▶ [Exercise objective]
Below are records; count the lines in them that hold "curve" and give only the count.

Entries with figure data:
════════

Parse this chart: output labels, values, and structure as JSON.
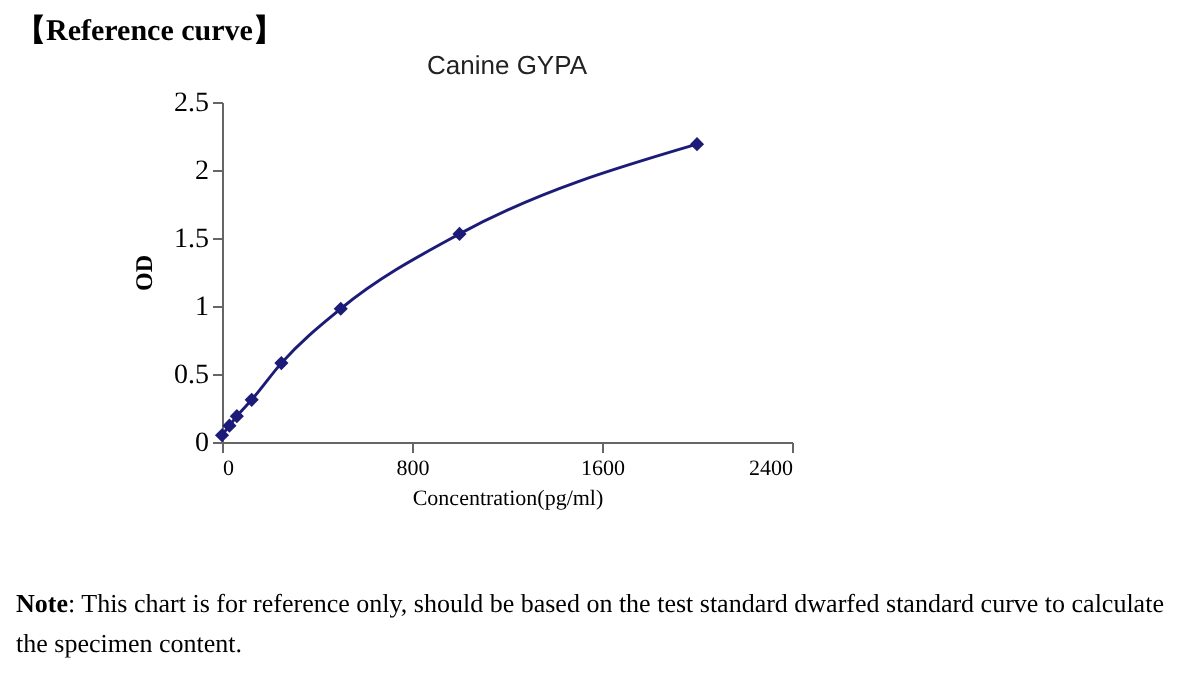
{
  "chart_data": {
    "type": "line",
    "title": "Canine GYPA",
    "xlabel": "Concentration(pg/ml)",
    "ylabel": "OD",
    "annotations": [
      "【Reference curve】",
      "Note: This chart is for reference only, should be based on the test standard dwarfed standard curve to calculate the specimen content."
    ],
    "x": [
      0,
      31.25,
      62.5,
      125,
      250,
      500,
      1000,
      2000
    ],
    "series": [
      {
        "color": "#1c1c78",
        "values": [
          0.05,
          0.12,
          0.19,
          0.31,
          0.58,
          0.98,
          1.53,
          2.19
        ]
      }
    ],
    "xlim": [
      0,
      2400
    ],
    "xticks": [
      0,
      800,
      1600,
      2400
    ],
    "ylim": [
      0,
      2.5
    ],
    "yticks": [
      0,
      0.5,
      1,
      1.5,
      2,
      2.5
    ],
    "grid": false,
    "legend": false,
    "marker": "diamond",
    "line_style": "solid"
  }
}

════════

▶ [Result of this task]
2